Copy every line of the material below word for word.

— begin —

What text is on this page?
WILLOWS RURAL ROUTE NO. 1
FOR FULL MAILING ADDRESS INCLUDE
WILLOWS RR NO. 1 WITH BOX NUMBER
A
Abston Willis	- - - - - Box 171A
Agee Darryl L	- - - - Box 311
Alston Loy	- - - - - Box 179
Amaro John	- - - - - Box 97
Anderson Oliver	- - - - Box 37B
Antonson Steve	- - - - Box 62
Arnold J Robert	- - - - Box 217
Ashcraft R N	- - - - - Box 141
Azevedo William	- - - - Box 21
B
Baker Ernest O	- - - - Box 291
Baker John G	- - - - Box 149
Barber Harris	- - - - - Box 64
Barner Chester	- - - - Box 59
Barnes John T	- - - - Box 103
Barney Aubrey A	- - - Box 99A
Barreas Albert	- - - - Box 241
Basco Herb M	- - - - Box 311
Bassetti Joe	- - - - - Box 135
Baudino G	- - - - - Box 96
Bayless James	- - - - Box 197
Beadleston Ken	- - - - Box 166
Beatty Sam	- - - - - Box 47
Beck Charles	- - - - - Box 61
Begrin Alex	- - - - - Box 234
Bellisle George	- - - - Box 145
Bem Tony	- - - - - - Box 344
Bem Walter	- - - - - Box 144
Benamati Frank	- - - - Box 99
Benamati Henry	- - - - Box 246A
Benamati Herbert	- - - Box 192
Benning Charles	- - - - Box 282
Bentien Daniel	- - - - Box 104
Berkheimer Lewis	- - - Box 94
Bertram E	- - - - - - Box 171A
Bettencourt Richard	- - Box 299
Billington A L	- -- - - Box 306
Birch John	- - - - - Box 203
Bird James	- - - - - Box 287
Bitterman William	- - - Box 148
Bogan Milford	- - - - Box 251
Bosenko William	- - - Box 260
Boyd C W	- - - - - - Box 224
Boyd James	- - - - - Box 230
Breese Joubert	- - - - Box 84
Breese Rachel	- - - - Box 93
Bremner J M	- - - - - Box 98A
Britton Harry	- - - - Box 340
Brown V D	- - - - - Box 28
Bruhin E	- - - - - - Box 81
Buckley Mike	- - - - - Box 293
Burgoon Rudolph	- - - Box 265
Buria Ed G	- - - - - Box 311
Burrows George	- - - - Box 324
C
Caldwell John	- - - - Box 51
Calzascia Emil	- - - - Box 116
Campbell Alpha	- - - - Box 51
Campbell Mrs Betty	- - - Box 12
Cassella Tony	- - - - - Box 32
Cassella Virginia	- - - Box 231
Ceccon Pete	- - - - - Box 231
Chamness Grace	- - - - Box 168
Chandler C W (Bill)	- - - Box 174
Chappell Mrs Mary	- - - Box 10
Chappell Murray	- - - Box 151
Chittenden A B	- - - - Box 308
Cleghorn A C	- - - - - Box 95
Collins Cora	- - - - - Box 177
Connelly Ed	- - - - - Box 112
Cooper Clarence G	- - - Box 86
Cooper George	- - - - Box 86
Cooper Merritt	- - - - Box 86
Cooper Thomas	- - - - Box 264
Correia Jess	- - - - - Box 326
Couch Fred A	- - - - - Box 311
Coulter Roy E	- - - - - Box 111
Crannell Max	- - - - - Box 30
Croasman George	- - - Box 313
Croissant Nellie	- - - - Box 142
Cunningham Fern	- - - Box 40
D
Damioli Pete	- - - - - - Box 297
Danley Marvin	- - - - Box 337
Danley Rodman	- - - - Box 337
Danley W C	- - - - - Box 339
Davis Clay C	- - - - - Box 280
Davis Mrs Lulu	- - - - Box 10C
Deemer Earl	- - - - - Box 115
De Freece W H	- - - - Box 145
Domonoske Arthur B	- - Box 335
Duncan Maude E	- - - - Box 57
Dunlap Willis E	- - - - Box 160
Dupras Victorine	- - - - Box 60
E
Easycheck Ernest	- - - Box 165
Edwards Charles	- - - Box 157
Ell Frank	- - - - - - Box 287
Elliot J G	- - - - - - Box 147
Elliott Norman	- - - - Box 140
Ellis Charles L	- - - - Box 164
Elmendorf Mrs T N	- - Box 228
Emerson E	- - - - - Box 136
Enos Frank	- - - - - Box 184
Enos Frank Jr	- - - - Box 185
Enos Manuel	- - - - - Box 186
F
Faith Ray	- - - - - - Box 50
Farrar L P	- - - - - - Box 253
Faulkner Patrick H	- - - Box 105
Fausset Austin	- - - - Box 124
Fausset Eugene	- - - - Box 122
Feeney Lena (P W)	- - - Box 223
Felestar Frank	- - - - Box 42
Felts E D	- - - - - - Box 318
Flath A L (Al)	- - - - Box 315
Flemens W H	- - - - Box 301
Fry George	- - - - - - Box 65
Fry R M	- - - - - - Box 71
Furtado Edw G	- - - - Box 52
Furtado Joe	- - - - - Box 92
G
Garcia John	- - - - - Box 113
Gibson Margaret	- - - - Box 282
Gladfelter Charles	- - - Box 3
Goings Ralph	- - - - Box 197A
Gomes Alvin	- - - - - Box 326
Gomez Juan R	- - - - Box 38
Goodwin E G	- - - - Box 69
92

— end —

**Response:**
What text is on this page?
WILLOWS RURAL ROUTE NO. 1
FOR FULL MAILING ADDRESS INCLUDE
WILLOWS RR NO. 1 WITH BOX NUMBER
A
Abston Willis	- - - - - Box 171A
Agee Darryl L	- - - - Box 311
Alston Loy	- - - - - Box 179
Amaro John	- - - - - Box 97
Anderson Oliver	- - - - Box 37B
Antonson Steve	- - - - Box 62
Arnold J Robert	- - - - Box 217
Ashcraft R N	- - - - - Box 141
Azevedo William	- - - - Box 21
B
Baker Ernest O	- - - - Box 291
Baker John G	- - - - Box 149
Barber Harris	- - - - - Box 64
Barner Chester	- - - - Box 59
Barnes John T	- - - - Box 103
Barney Aubrey A	- - - Box 99A
Barreas Albert	- - - - Box 241
Basco Herb M	- - - - Box 311
Bassetti Joe	- - - - - Box 135
Baudino G	- - - - - Box 96
Bayless James	- - - - Box 197
Beadleston Ken	- - - - Box 166
Beatty Sam	- - - - - Box 47
Beck Charles	- - - - - Box 61
Begrin Alex	- - - - - Box 234
Bellisle George	- - - - Box 145
Bem Tony	- - - - - - Box 344
Bem Walter	- - - - - Box 144
Benamati Frank	- - - - Box 99
Benamati Henry	- - - - Box 246A
Benamati Herbert	- - - Box 192
Benning Charles	- - - - Box 282
Bentien Daniel	- - - - Box 104
Berkheimer Lewis	- - - Box 94
Bertram E	- - - - - - Box 171A
Bettencourt Richard	- - Box 299
Billington A L	- -- - - Box 306
Birch John	- - - - - Box 203
Bird James	- - - - - Box 287
Bitterman William	- - - Box 148
Bogan Milford	- - - - Box 251
Bosenko William	- - - Box 260
Boyd C W	- - - - - - Box 224
Boyd James	- - - - - Box 230
Breese Joubert	- - - - Box 84
Breese Rachel	- - - - Box 93
Bremner J M	- - - - - Box 98A
Britton Harry	- - - - Box 340
Brown V D	- - - - - Box 28
Bruhin E	- - - - - - Box 81
Buckley Mike	- - - - - Box 293
Burgoon Rudolph	- - - Box 265
Buria Ed G	- - - - - Box 311
Burrows George	- - - - Box 324
C
Caldwell John	- - - - Box 51
Calzascia Emil	- - - - Box 116
Campbell Alpha	- - - - Box 51
Campbell Mrs Betty	- - - Box 12
Cassella Tony	- - - - - Box 32
Cassella Virginia	- - - Box 231
Ceccon Pete	- - - - - Box 231
Chamness Grace	- - - - Box 168
Chandler C W (Bill)	- - - Box 174
Chappell Mrs Mary	- - - Box 10
Chappell Murray	- - - Box 151
Chittenden A B	- - - - Box 308
Cleghorn A C	- - - - - Box 95
Collins Cora	- - - - - Box 177
Connelly Ed	- - - - - Box 112
Cooper Clarence G	- - - Box 86
Cooper George	- - - - Box 86
Cooper Merritt	- - - - Box 86
Cooper Thomas	- - - - Box 264
Correia Jess	- - - - - Box 326
Couch Fred A	- - - - - Box 311
Coulter Roy E	- - - - - Box 111
Crannell Max	- - - - - Box 30
Croasman George	- - - Box 313
Croissant Nellie	- - - - Box 142
Cunningham Fern	- - - Box 40
D
Damioli Pete	- - - - - - Box 297
Danley Marvin	- - - - Box 337
Danley Rodman	- - - - Box 337
Danley W C	- - - - - Box 339
Davis Clay C	- - - - - Box 280
Davis Mrs Lulu	- - - - Box 10C
Deemer Earl	- - - - - Box 115
De Freece W H	- - - - Box 145
Domonoske Arthur B	- - Box 335
Duncan Maude E	- - - - Box 57
Dunlap Willis E	- - - - Box 160
Dupras Victorine	- - - - Box 60
E
Easycheck Ernest	- - - Box 165
Edwards Charles	- - - Box 157
Ell Frank	- - - - - - Box 287
Elliot J G	- - - - - - Box 147
Elliott Norman	- - - - Box 140
Ellis Charles L	- - - - Box 164
Elmendorf Mrs T N	- - Box 228
Emerson E	- - - - - Box 136
Enos Frank	- - - - - Box 184
Enos Frank Jr	- - - - Box 185
Enos Manuel	- - - - - Box 186
F
Faith Ray	- - - - - - Box 50
Farrar L P	- - - - - - Box 253
Faulkner Patrick H	- - - Box 105
Fausset Austin	- - - - Box 124
Fausset Eugene	- - - - Box 122
Feeney Lena (P W)	- - - Box 223
Felestar Frank	- - - - Box 42
Felts E D	- - - - - - Box 318
Flath A L (Al)	- - - - Box 315
Flemens W H	- - - - Box 301
Fry George	- - - - - - Box 65
Fry R M	- - - - - - Box 71
Furtado Edw G	- - - - Box 52
Furtado Joe	- - - - - Box 92
G
Garcia John	- - - - - Box 113
Gibson Margaret	- - - - Box 282
Gladfelter Charles	- - - Box 3
Goings Ralph	- - - - Box 197A
Gomes Alvin	- - - - - Box 326
Gomez Juan R	- - - - Box 38
Goodwin E G	- - - - Box 69
92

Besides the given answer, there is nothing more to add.